* _DOCUMENT PASSAGE_:
Docs / GoPress

GoPress

GoPress is a content management framework and CMS engine written in Go. It is designed for self-hosted websites and content applications that need theme rendering, plugin extension, media handling, SEO, multilingual support, and a practical admin interface without giving up Go's runtime and deployment advantages.

It is not a line-by-line rewrite of WordPress, and it is not a claim that PHP-based CMS platforms are obsolete. GoPress takes familiar CMS concepts—content types, themes, hooks, plugins, menus, options, media, taxonomies, and REST APIs—and reorganizes them around a compiled Go service, PostgreSQL, a clear extension contract, and a maintainable engineering model.

What GoPress Provides

  • Unified content and metadata models for posts, pages, theme-defined content types, and plugin-owned data.
  • A built-in admin CMS with data-driven CRUD pages, media library, menu management, theme settings, plugin settings, users, permissions, audit logs, cache controls, and system settings.
  • A theme runtime with config-driven content routing, dynamic template resolution, WordPress-like fallback hierarchy, SEO injection, responsive image helpers, menu locations, language-aware URLs, and frontend hook slots.
  • A plugin system based on Go interfaces, actions, filters, and optional settings providers.
  • Core services for caching, workers, URL rewriting, sitemap generation, redirects, REST APIs, i18n, and table-prefix isolation.

* _REQUIRED WORK_:
1. Please extract the stretch of the GoPress documentation from "What GoPress Provides" through "and table-prefix isolation.", copying it word for word.
2. Answer these questions using the GoPress documentation:
(a) In what programming language is GoPress written?
(b) Which database is named among the things GoPress reorganizes familiar CMS concepts around?
(c) What is the GoPress plugin system based on?

* _Page layout parsing data_:
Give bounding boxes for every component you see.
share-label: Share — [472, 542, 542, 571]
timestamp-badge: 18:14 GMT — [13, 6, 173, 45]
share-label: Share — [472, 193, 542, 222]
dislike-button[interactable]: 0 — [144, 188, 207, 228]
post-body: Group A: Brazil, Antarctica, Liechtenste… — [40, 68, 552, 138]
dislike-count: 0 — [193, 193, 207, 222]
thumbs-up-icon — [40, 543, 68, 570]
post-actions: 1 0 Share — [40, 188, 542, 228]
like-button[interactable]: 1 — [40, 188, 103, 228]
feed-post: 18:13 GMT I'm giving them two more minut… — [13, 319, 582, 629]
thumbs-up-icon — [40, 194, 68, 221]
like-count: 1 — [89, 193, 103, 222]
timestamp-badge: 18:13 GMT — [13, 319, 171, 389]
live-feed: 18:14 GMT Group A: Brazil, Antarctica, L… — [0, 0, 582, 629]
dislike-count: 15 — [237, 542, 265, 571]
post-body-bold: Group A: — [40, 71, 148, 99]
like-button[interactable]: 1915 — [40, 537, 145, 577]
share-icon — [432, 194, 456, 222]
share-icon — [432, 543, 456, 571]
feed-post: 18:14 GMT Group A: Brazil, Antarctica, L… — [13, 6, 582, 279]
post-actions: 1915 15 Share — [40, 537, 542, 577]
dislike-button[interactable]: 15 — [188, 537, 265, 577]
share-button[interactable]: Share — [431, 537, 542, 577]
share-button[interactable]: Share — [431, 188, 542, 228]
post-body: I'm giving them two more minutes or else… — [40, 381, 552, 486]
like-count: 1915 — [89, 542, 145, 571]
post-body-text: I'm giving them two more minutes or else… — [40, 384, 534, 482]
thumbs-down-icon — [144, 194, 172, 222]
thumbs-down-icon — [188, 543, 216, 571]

* _EXERCISE ANSWERS_:
1.
What GoPress Provides

  • Unified content and metadata models for posts, pages, theme-defined content types, and plugin-owned data.
  • A built-in admin CMS with data-driven CRUD pages, media library, menu management, theme settings, plugin settings, users, permissions, audit logs, cache controls, and system settings.
  • A theme runtime with config-driven content routing, dynamic template resolution, WordPress-like fallback hierarchy, SEO injection, responsive image helpers, menu locations, language-aware URLs, and frontend hook slots.
  • A plugin system based on Go interfaces, actions, filters, and optional settings providers.
  • Core services for caching, workers, URL rewriting, sitemap generation, redirects, REST APIs, i18n, and table-prefix isolation.

2.
(a) Go.
(b) PostgreSQL.
(c) Go interfaces, actions, filters, and optional settings providers.